**WHAT THE EXERCISE ASKS:**
Look through the data for the string "物联网应用技术". Copy every line where it is found.
────────────────────────────────────────
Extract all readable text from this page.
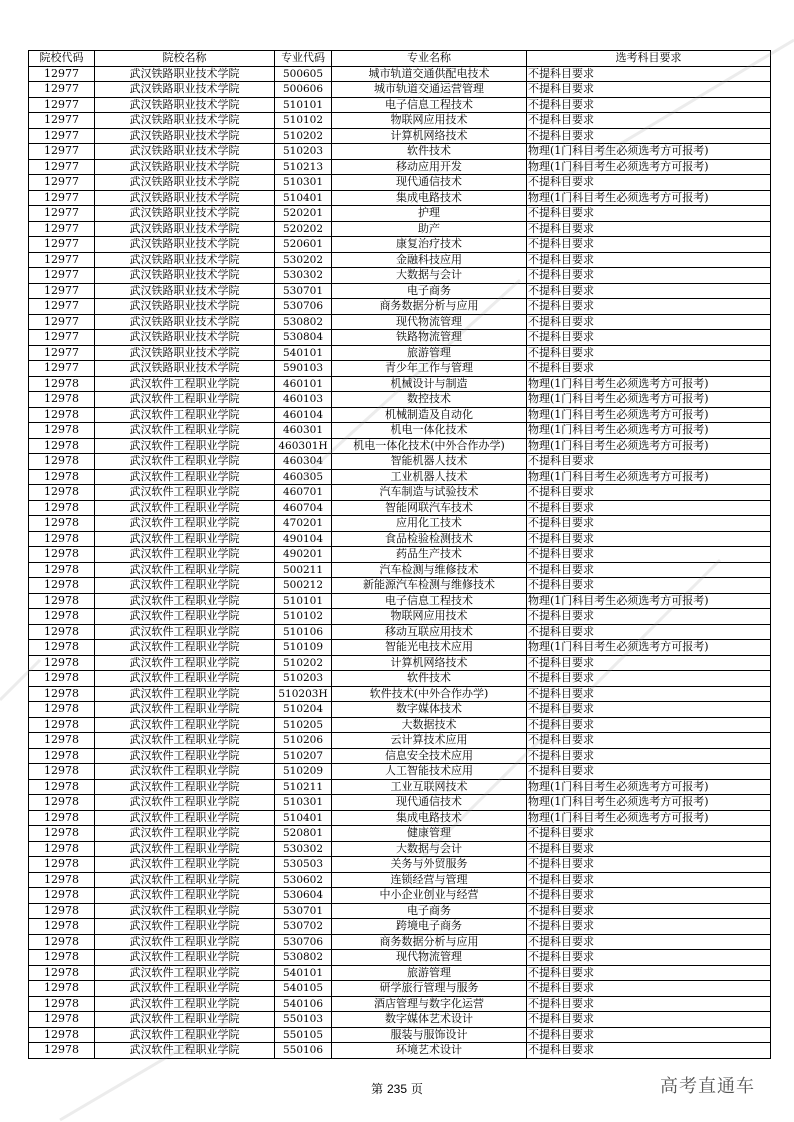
院校代码	院校名称	专业代码	专业名称	选考科目要求
12977	武汉铁路职业技术学院	500605	城市轨道交通供配电技术	不提科目要求
12977	武汉铁路职业技术学院	500606	城市轨道交通运营管理	不提科目要求
12977	武汉铁路职业技术学院	510101	电子信息工程技术	不提科目要求
12977	武汉铁路职业技术学院	510102	物联网应用技术	不提科目要求
12977	武汉铁路职业技术学院	510202	计算机网络技术	不提科目要求
12977	武汉铁路职业技术学院	510203	软件技术	物理(1门科目考生必须选考方可报考)
12977	武汉铁路职业技术学院	510213	移动应用开发	物理(1门科目考生必须选考方可报考)
12977	武汉铁路职业技术学院	510301	现代通信技术	不提科目要求
12977	武汉铁路职业技术学院	510401	集成电路技术	物理(1门科目考生必须选考方可报考)
12977	武汉铁路职业技术学院	520201	护理	不提科目要求
12977	武汉铁路职业技术学院	520202	助产	不提科目要求
12977	武汉铁路职业技术学院	520601	康复治疗技术	不提科目要求
12977	武汉铁路职业技术学院	530202	金融科技应用	不提科目要求
12977	武汉铁路职业技术学院	530302	大数据与会计	不提科目要求
12977	武汉铁路职业技术学院	530701	电子商务	不提科目要求
12977	武汉铁路职业技术学院	530706	商务数据分析与应用	不提科目要求
12977	武汉铁路职业技术学院	530802	现代物流管理	不提科目要求
12977	武汉铁路职业技术学院	530804	铁路物流管理	不提科目要求
12977	武汉铁路职业技术学院	540101	旅游管理	不提科目要求
12977	武汉铁路职业技术学院	590103	青少年工作与管理	不提科目要求
12978	武汉软件工程职业学院	460101	机械设计与制造	物理(1门科目考生必须选考方可报考)
12978	武汉软件工程职业学院	460103	数控技术	物理(1门科目考生必须选考方可报考)
12978	武汉软件工程职业学院	460104	机械制造及自动化	物理(1门科目考生必须选考方可报考)
12978	武汉软件工程职业学院	460301	机电一体化技术	物理(1门科目考生必须选考方可报考)
12978	武汉软件工程职业学院	460301H	机电一体化技术(中外合作办学)	物理(1门科目考生必须选考方可报考)
12978	武汉软件工程职业学院	460304	智能机器人技术	不提科目要求
12978	武汉软件工程职业学院	460305	工业机器人技术	物理(1门科目考生必须选考方可报考)
12978	武汉软件工程职业学院	460701	汽车制造与试验技术	不提科目要求
12978	武汉软件工程职业学院	460704	智能网联汽车技术	不提科目要求
12978	武汉软件工程职业学院	470201	应用化工技术	不提科目要求
12978	武汉软件工程职业学院	490104	食品检验检测技术	不提科目要求
12978	武汉软件工程职业学院	490201	药品生产技术	不提科目要求
12978	武汉软件工程职业学院	500211	汽车检测与维修技术	不提科目要求
12978	武汉软件工程职业学院	500212	新能源汽车检测与维修技术	不提科目要求
12978	武汉软件工程职业学院	510101	电子信息工程技术	物理(1门科目考生必须选考方可报考)
12978	武汉软件工程职业学院	510102	物联网应用技术	不提科目要求
12978	武汉软件工程职业学院	510106	移动互联应用技术	不提科目要求
12978	武汉软件工程职业学院	510109	智能光电技术应用	物理(1门科目考生必须选考方可报考)
12978	武汉软件工程职业学院	510202	计算机网络技术	不提科目要求
12978	武汉软件工程职业学院	510203	软件技术	不提科目要求
12978	武汉软件工程职业学院	510203H	软件技术(中外合作办学)	不提科目要求
12978	武汉软件工程职业学院	510204	数字媒体技术	不提科目要求
12978	武汉软件工程职业学院	510205	大数据技术	不提科目要求
12978	武汉软件工程职业学院	510206	云计算技术应用	不提科目要求
12978	武汉软件工程职业学院	510207	信息安全技术应用	不提科目要求
12978	武汉软件工程职业学院	510209	人工智能技术应用	不提科目要求
12978	武汉软件工程职业学院	510211	工业互联网技术	物理(1门科目考生必须选考方可报考)
12978	武汉软件工程职业学院	510301	现代通信技术	物理(1门科目考生必须选考方可报考)
12978	武汉软件工程职业学院	510401	集成电路技术	物理(1门科目考生必须选考方可报考)
12978	武汉软件工程职业学院	520801	健康管理	不提科目要求
12978	武汉软件工程职业学院	530302	大数据与会计	不提科目要求
12978	武汉软件工程职业学院	530503	关务与外贸服务	不提科目要求
12978	武汉软件工程职业学院	530602	连锁经营与管理	不提科目要求
12978	武汉软件工程职业学院	530604	中小企业创业与经营	不提科目要求
12978	武汉软件工程职业学院	530701	电子商务	不提科目要求
12978	武汉软件工程职业学院	530702	跨境电子商务	不提科目要求
12978	武汉软件工程职业学院	530706	商务数据分析与应用	不提科目要求
12978	武汉软件工程职业学院	530802	现代物流管理	不提科目要求
12978	武汉软件工程职业学院	540101	旅游管理	不提科目要求
12978	武汉软件工程职业学院	540105	研学旅行管理与服务	不提科目要求
12978	武汉软件工程职业学院	540106	酒店管理与数字化运营	不提科目要求
12978	武汉软件工程职业学院	550103	数字媒体艺术设计	不提科目要求
12978	武汉软件工程职业学院	550105	服装与服饰设计	不提科目要求
12978	武汉软件工程职业学院	550106	环境艺术设计	不提科目要求
第 235 页	高考直通车
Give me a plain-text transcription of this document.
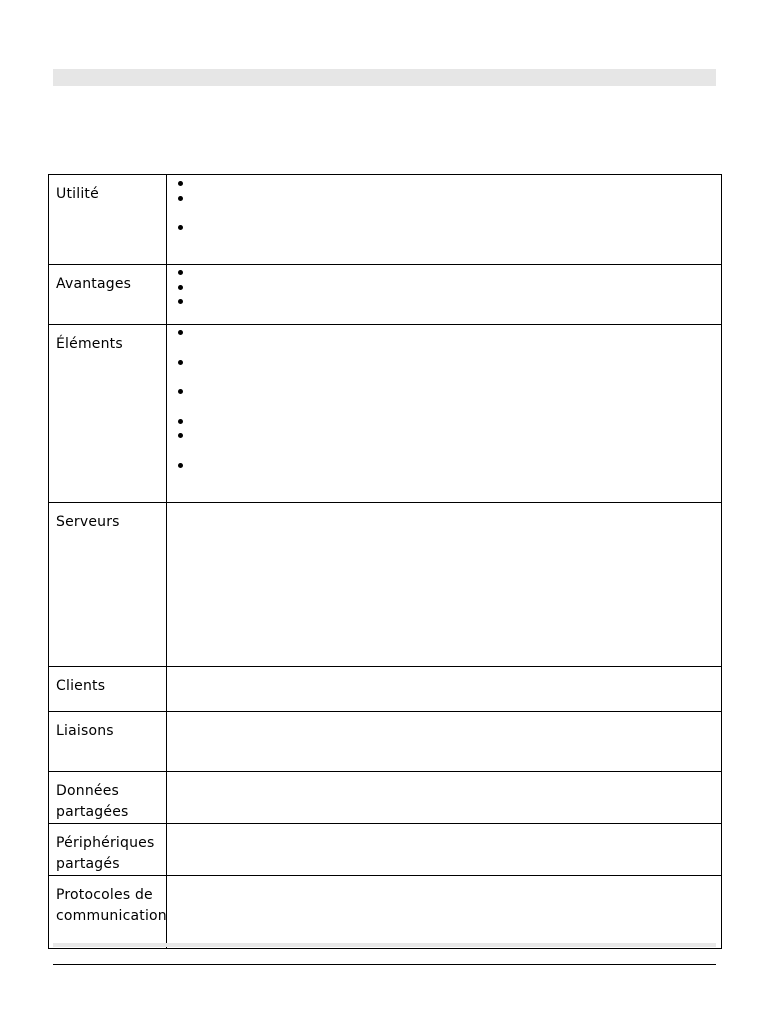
Utilité	

Avantages	

Éléments	

Serveurs	
Clients	
Liaisons	
Données partagées	
Périphériques partagés	
Protocoles de communication	
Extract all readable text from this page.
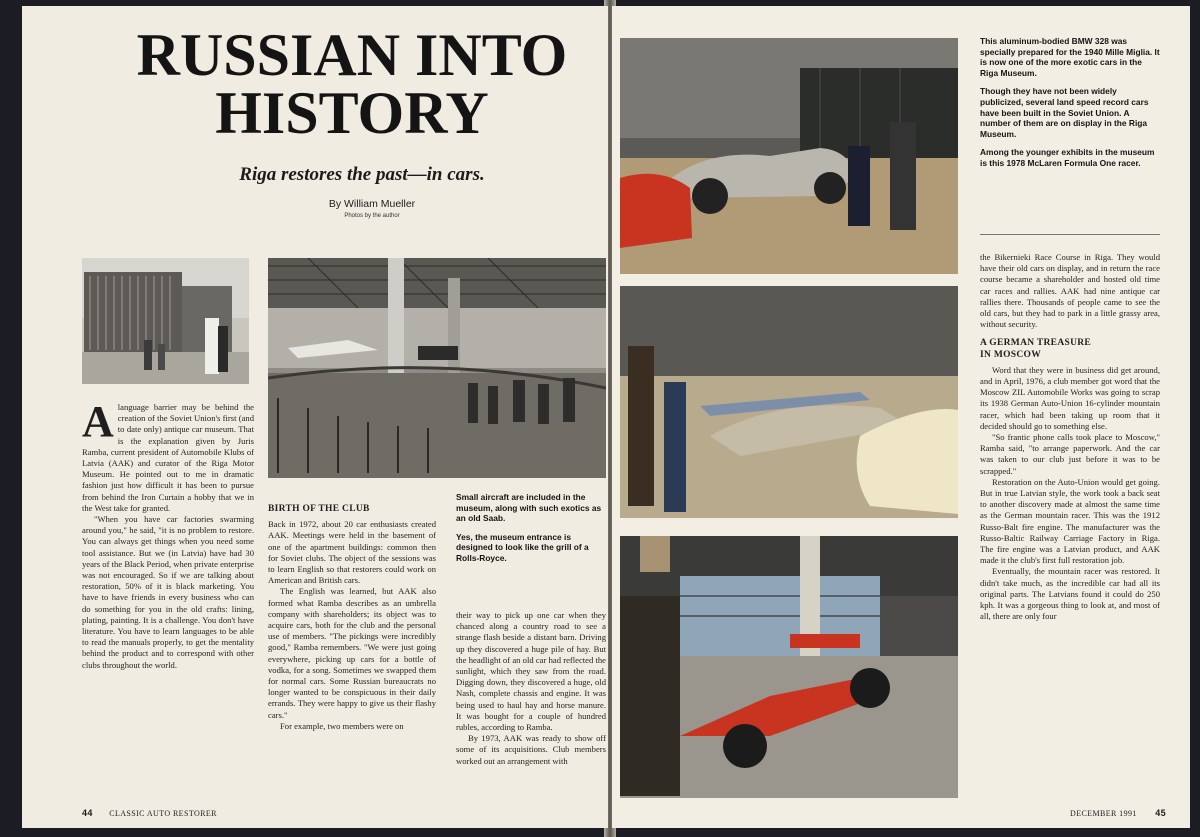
RUSSIAN INTO
HISTORY
Riga restores the past—in cars.
By William Mueller
Photos by the author

Alanguage barrier may be behind the creation of the Soviet Union's first (and to date only) antique car museum. That is the explanation given by Juris Ramba, current president of Automobile Klubs of Latvia (AAK) and curator of the Riga Motor Museum. He pointed out to me in dramatic fashion just how difficult it has been to pursue from behind the Iron Curtain a hobby that we in the West take for granted.

"When you have car factories swarming around you," he said, "it is no problem to restore. You can always get things when you need some tool assistance. But we (in Latvia) have had 30 years of the Black Period, when private enterprise was not encouraged. So if we are talking about restoration, 50% of it is black marketing. You have to have friends in every business who can do something for you in the old crafts: lining, plating, painting. It is a challenge. You don't have literature. You have to learn languages to be able to read the manuals properly, to get the mentality behind the product and to correspond with other clubs throughout the world.

BIRTH OF THE CLUB

Back in 1972, about 20 car enthusiasts created AAK. Meetings were held in the basement of one of the apartment buildings: common then for Soviet clubs. The object of the sessions was to learn English so that restorers could work on American and British cars.

The English was learned, but AAK also formed what Ramba describes as an umbrella company with shareholders; its object was to acquire cars, both for the club and the personal use of members. "The pickings were incredibly good," Ramba remembers. "We were just going everywhere, picking up cars for a bottle of vodka, for a song. Sometimes we swapped them for normal cars. Some Russian bureaucrats no longer wanted to be conspicuous in their daily errands. They were happy to give us their flashy cars."

For example, two members were on

Small aircraft are included in the museum, along with such exotics as an old Saab.

Yes, the museum entrance is designed to look like the grill of a Rolls-Royce.

their way to pick up one car when they chanced along a country road to see a strange flash beside a distant barn. Driving up they discovered a huge pile of hay. But the headlight of an old car had reflected the sunlight, which they saw from the road. Digging down, they discovered a huge, old Nash, complete chassis and engine. It was being used to haul hay and horse manure. It was bought for a couple of hundred rubles, according to Ramba.

By 1973, AAK was ready to show off some of its acquisitions. Club members worked out an arrangement with

44 CLASSIC AUTO RESTORER

This aluminum-bodied BMW 328 was specially prepared for the 1940 Mille Miglia. It is now one of the more exotic cars in the Riga Museum.

Though they have not been widely publicized, several land speed record cars have been built in the Soviet Union. A number of them are on display in the Riga Museum.

Among the younger exhibits in the museum is this 1978 McLaren Formula One racer.

the Bikernieki Race Course in Riga. They would have their old cars on display, and in return the race course became a shareholder and hosted old time car races and rallies. AAK had nine antique car rallies there. Thousands of people came to see the old cars, but they had to park in a little grassy area, without security.

A GERMAN TREASURE
IN MOSCOW

Word that they were in business did get around, and in April, 1976, a club member got word that the Moscow ZIL Automobile Works was going to scrap its 1938 German Auto-Union 16-cylinder mountain racer, which had been taking up room that it decided should go to something else.

"So frantic phone calls took place to Moscow," Ramba said, "to arrange paperwork. And the car was taken to our club just before it was to be scrapped."

Restoration on the Auto-Union would get going. But in true Latvian style, the work took a back seat to another discovery made at almost the same time as the German mountain racer. This was the 1912 Russo-Balt fire engine. The manufacturer was the Russo-Baltic Railway Carriage Factory in Riga. The fire engine was a Latvian product, and AAK made it the club's first full restoration job.

Eventually, the mountain racer was restored. It didn't take much, as the incredible car had all its original parts. The Latvians found it could do 250 kph. It was a gorgeous thing to look at, and most of all, there are only four

DECEMBER 1991 45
────────────────────────────────────────
**OUTPUT BELOW:**
12977	武汉铁路职业技术学院	510102	物联网应用技术	不提科目要求
12978	武汉软件工程职业学院	510102	物联网应用技术	不提科目要求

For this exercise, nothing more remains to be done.